» **Exercise directions**
Transcribe the entries exactly; images are not part of the copy.

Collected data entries

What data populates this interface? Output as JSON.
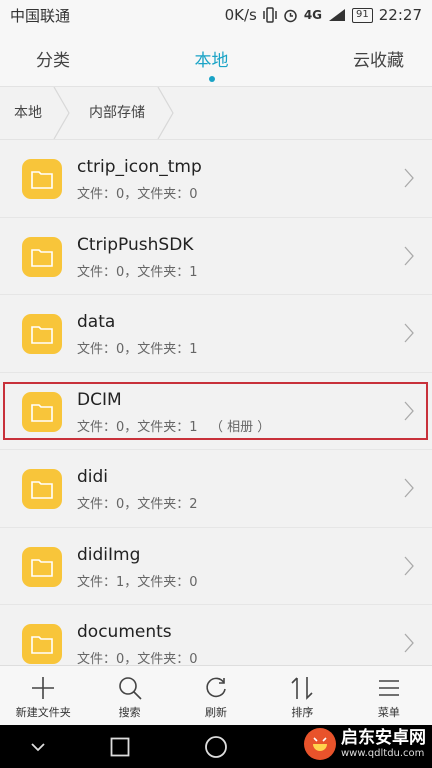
{
  "status": {
    "carrier": "中国联通",
    "speed": "0K/s",
    "network": "4G",
    "battery": "91",
    "time": "22:27"
  },
  "tabs": [
    {
      "label": "分类",
      "active": false
    },
    {
      "label": "本地",
      "active": true
    },
    {
      "label": "云收藏",
      "active": false
    }
  ],
  "breadcrumb": [
    "本地",
    "内部存储"
  ],
  "files": [
    {
      "name": "ctrip_icon_tmp",
      "meta": "文件：0，文件夹：0"
    },
    {
      "name": "CtripPushSDK",
      "meta": "文件：0，文件夹：1"
    },
    {
      "name": "data",
      "meta": "文件：0，文件夹：1"
    },
    {
      "name": "DCIM",
      "meta": "文件：0，文件夹：1   （ 相册 ）"
    },
    {
      "name": "didi",
      "meta": "文件：0，文件夹：2"
    },
    {
      "name": "didiImg",
      "meta": "文件：1，文件夹：0"
    },
    {
      "name": "documents",
      "meta": "文件：0，文件夹：0"
    }
  ],
  "actions": [
    {
      "label": "新建文件夹",
      "icon": "plus-icon"
    },
    {
      "label": "搜索",
      "icon": "search-icon"
    },
    {
      "label": "刷新",
      "icon": "refresh-icon"
    },
    {
      "label": "排序",
      "icon": "sort-icon"
    },
    {
      "label": "菜单",
      "icon": "menu-icon"
    }
  ],
  "watermark": {
    "title": "启东安卓网",
    "url": "www.qdltdu.com"
  },
  "colors": {
    "accent": "#1aa3c6",
    "folder": "#f8c53a",
    "highlight": "#c8313a"
  }
}
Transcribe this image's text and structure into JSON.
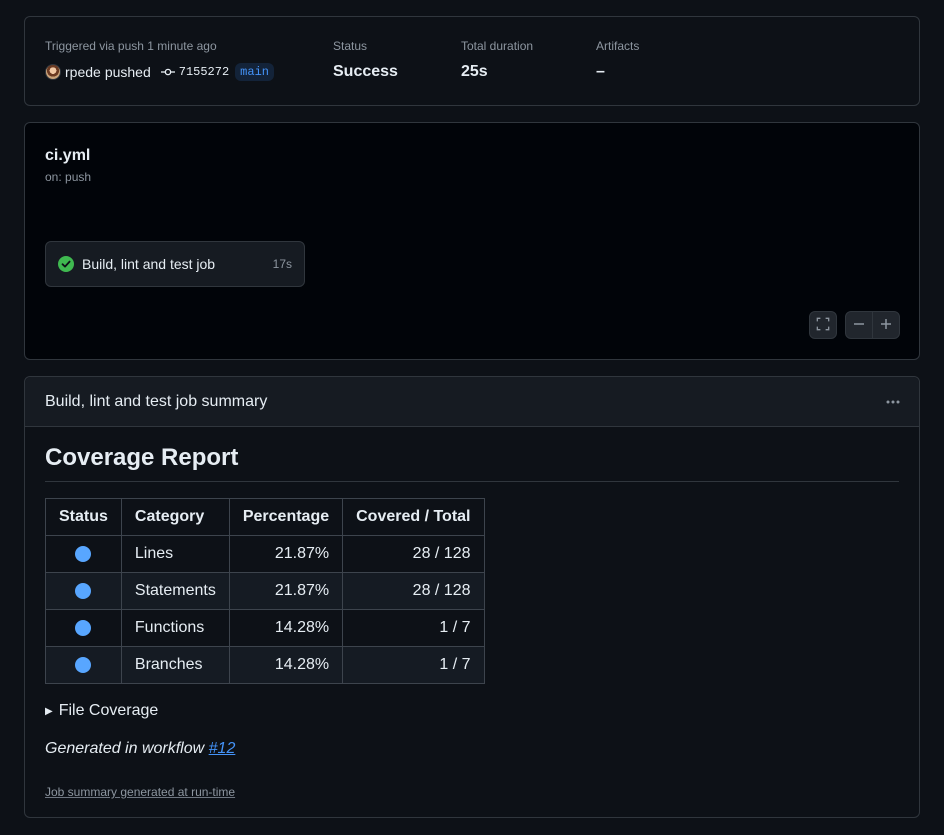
{
  "summary": {
    "trigger_label": "Triggered via push 1 minute ago",
    "actor": "rpede",
    "action": "pushed",
    "commit_sha": "7155272",
    "branch": "main",
    "status_label": "Status",
    "status_value": "Success",
    "duration_label": "Total duration",
    "duration_value": "25s",
    "artifacts_label": "Artifacts",
    "artifacts_value": "–"
  },
  "workflow": {
    "file": "ci.yml",
    "trigger": "on: push",
    "job": {
      "name": "Build, lint and test job",
      "duration": "17s",
      "status_icon": "check-circle-icon",
      "status_color": "#3fb950"
    },
    "controls": {
      "fullscreen_icon": "fullscreen-icon",
      "zoom_out_icon": "minus-icon",
      "zoom_in_icon": "plus-icon"
    }
  },
  "job_summary": {
    "title": "Build, lint and test job summary",
    "menu_icon": "kebab-horizontal-icon",
    "report_title": "Coverage Report",
    "table": {
      "headers": [
        "Status",
        "Category",
        "Percentage",
        "Covered / Total"
      ],
      "rows": [
        {
          "status_color": "#58a6ff",
          "category": "Lines",
          "percentage": "21.87%",
          "covered_total": "28 / 128"
        },
        {
          "status_color": "#58a6ff",
          "category": "Statements",
          "percentage": "21.87%",
          "covered_total": "28 / 128"
        },
        {
          "status_color": "#58a6ff",
          "category": "Functions",
          "percentage": "14.28%",
          "covered_total": "1 / 7"
        },
        {
          "status_color": "#58a6ff",
          "category": "Branches",
          "percentage": "14.28%",
          "covered_total": "1 / 7"
        }
      ]
    },
    "file_coverage_label": "File Coverage",
    "generated_prefix": "Generated in workflow ",
    "generated_link": "#12",
    "footnote": "Job summary generated at run-time"
  },
  "colors": {
    "accent": "#4493f8",
    "success": "#3fb950",
    "coverage_dot": "#58a6ff"
  }
}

» **Correct answer**
What data populates this interface? Output as JSON.
{
  "status": {
    "carrier": "中国联通",
    "speed": "0K/s",
    "network": "4G",
    "battery": "91",
    "time": "22:27"
  },
  "tabs": [
    {
      "label": "分类",
      "active": false
    },
    {
      "label": "本地",
      "active": true
    },
    {
      "label": "云收藏",
      "active": false
    }
  ],
  "breadcrumb": [
    "本地",
    "内部存储"
  ],
  "files": [
    {
      "name": "ctrip_icon_tmp",
      "meta": "文件：0，文件夹：0"
    },
    {
      "name": "CtripPushSDK",
      "meta": "文件：0，文件夹：1"
    },
    {
      "name": "data",
      "meta": "文件：0，文件夹：1"
    },
    {
      "name": "DCIM",
      "meta": "文件：0，文件夹：1   （ 相册 ）"
    },
    {
      "name": "didi",
      "meta": "文件：0，文件夹：2"
    },
    {
      "name": "didiImg",
      "meta": "文件：1，文件夹：0"
    },
    {
      "name": "documents",
      "meta": "文件：0，文件夹：0"
    }
  ],
  "actions": [
    {
      "label": "新建文件夹",
      "icon": "plus-icon"
    },
    {
      "label": "搜索",
      "icon": "search-icon"
    },
    {
      "label": "刷新",
      "icon": "refresh-icon"
    },
    {
      "label": "排序",
      "icon": "sort-icon"
    },
    {
      "label": "菜单",
      "icon": "menu-icon"
    }
  ],
  "watermark": {
    "title": "启东安卓网",
    "url": "www.qdltdu.com"
  },
  "colors": {
    "accent": "#1aa3c6",
    "folder": "#f8c53a",
    "highlight": "#c8313a"
  }
}
Transcribe this image's text and structure into JSON.
{
  "summary": {
    "trigger_label": "Triggered via push 1 minute ago",
    "actor": "rpede",
    "action": "pushed",
    "commit_sha": "7155272",
    "branch": "main",
    "status_label": "Status",
    "status_value": "Success",
    "duration_label": "Total duration",
    "duration_value": "25s",
    "artifacts_label": "Artifacts",
    "artifacts_value": "–"
  },
  "workflow": {
    "file": "ci.yml",
    "trigger": "on: push",
    "job": {
      "name": "Build, lint and test job",
      "duration": "17s",
      "status_icon": "check-circle-icon",
      "status_color": "#3fb950"
    },
    "controls": {
      "fullscreen_icon": "fullscreen-icon",
      "zoom_out_icon": "minus-icon",
      "zoom_in_icon": "plus-icon"
    }
  },
  "job_summary": {
    "title": "Build, lint and test job summary",
    "menu_icon": "kebab-horizontal-icon",
    "report_title": "Coverage Report",
    "table": {
      "headers": [
        "Status",
        "Category",
        "Percentage",
        "Covered / Total"
      ],
      "rows": [
        {
          "status_color": "#58a6ff",
          "category": "Lines",
          "percentage": "21.87%",
          "covered_total": "28 / 128"
        },
        {
          "status_color": "#58a6ff",
          "category": "Statements",
          "percentage": "21.87%",
          "covered_total": "28 / 128"
        },
        {
          "status_color": "#58a6ff",
          "category": "Functions",
          "percentage": "14.28%",
          "covered_total": "1 / 7"
        },
        {
          "status_color": "#58a6ff",
          "category": "Branches",
          "percentage": "14.28%",
          "covered_total": "1 / 7"
        }
      ]
    },
    "file_coverage_label": "File Coverage",
    "generated_prefix": "Generated in workflow ",
    "generated_link": "#12",
    "footnote": "Job summary generated at run-time"
  },
  "colors": {
    "accent": "#4493f8",
    "success": "#3fb950",
    "coverage_dot": "#58a6ff"
  }
}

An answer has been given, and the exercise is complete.